— start SUPPLIED INFORMATION —

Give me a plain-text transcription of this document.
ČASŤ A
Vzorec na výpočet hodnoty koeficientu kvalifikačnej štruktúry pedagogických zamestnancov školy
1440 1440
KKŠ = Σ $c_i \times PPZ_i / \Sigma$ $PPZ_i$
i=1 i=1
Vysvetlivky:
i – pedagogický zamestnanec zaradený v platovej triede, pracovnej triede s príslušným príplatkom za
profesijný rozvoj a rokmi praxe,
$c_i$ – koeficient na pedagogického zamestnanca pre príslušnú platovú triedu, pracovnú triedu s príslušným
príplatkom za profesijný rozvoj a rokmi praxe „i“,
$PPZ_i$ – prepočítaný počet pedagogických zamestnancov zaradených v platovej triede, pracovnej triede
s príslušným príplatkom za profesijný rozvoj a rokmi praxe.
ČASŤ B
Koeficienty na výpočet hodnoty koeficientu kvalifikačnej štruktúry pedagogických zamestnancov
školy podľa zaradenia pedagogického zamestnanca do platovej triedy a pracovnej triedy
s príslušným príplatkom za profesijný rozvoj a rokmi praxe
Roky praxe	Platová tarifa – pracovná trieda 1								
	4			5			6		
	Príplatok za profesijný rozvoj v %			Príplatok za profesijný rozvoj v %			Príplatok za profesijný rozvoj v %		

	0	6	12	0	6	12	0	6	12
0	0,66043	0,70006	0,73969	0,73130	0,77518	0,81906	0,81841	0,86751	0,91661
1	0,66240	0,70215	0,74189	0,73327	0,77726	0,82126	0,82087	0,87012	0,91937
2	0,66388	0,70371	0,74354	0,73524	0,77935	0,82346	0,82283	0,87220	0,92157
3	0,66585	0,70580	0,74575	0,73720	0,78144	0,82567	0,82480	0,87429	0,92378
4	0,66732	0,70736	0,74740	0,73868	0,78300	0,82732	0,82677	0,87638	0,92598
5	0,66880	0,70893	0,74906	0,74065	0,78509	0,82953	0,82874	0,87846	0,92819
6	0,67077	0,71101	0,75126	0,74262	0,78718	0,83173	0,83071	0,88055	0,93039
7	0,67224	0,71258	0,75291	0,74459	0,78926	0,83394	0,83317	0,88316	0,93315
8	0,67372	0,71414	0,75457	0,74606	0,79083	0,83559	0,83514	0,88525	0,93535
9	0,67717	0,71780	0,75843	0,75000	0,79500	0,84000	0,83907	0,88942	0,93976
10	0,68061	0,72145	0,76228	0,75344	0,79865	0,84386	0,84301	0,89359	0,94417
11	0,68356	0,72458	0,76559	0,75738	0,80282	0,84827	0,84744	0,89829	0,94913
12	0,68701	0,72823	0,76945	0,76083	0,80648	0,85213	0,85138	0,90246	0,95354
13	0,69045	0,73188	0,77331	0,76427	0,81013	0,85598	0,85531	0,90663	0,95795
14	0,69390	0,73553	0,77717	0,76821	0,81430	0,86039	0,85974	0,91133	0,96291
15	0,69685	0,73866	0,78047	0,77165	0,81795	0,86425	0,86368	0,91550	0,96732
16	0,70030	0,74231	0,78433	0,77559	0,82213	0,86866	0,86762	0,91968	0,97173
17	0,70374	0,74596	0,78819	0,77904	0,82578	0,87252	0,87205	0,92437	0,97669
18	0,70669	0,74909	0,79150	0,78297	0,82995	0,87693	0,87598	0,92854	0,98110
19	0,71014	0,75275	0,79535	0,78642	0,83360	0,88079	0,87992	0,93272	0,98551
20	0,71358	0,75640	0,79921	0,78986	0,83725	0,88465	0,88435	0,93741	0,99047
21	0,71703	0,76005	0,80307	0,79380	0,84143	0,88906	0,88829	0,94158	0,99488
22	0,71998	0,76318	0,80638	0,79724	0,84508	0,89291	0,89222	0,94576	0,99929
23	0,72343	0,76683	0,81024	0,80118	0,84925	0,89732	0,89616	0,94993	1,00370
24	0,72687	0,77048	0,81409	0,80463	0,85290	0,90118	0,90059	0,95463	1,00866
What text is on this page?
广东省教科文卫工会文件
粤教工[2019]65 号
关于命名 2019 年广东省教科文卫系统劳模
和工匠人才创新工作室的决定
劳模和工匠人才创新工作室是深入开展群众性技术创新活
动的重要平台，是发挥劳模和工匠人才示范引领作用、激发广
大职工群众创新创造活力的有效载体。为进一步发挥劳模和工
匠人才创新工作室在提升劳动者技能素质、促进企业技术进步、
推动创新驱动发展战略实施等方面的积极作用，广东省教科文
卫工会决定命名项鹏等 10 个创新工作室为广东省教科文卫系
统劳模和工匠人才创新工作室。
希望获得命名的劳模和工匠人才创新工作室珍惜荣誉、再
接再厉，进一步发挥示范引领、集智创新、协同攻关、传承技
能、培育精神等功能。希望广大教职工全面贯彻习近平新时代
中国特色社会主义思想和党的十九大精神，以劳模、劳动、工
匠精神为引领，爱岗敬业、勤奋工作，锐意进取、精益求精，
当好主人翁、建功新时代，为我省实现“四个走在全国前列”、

— end SUPPLIED INFORMATION —
— start SUPPLIED INFORMATION —

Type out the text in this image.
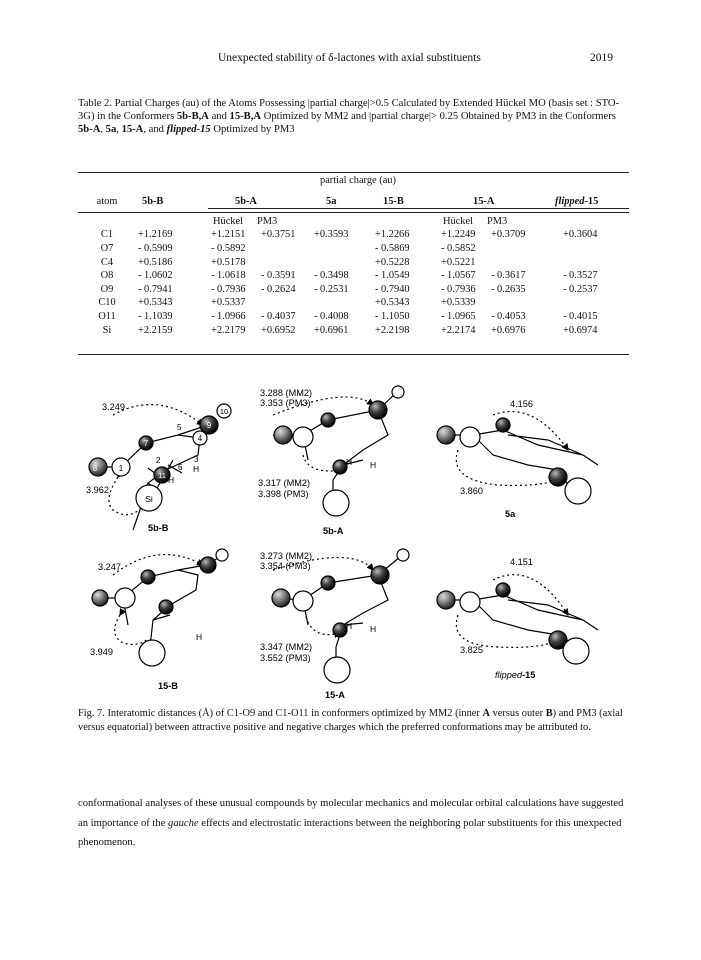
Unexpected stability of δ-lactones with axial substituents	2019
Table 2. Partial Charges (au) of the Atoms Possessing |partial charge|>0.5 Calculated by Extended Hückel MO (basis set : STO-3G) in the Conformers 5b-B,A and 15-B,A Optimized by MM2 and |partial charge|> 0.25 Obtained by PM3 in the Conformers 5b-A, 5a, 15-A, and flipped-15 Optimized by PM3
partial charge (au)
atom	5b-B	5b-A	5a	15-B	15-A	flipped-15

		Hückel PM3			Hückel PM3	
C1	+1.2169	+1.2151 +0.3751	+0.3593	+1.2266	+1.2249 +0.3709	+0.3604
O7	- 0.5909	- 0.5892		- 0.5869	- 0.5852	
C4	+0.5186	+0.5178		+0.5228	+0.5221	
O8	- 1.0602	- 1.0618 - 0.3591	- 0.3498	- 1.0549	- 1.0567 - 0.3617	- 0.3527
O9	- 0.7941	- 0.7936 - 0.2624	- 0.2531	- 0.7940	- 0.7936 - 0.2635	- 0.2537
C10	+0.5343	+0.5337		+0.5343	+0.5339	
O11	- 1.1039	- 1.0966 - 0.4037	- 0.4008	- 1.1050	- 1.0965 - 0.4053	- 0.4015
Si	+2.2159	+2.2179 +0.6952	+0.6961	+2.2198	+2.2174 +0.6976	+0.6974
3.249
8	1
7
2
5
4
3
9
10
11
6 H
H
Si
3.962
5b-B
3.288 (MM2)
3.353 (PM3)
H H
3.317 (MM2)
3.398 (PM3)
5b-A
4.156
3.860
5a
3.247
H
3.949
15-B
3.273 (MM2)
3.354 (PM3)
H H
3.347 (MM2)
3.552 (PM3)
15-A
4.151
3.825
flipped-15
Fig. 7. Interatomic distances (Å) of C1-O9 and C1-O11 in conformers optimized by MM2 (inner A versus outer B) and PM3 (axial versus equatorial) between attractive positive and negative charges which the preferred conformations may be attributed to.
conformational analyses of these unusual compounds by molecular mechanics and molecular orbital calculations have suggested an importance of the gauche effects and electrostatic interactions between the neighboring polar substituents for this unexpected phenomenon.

— end SUPPLIED INFORMATION —

* OBJECTIVE
Make a copy of each line that contains the string "koeficientu".

* WRITTEN SOLUTION
Vzorec na výpočet hodnoty koeficientu kvalifikačnej štruktúry pedagogických zamestnancov školy
Koeficienty na výpočet hodnoty koeficientu kvalifikačnej štruktúry pedagogických zamestnancov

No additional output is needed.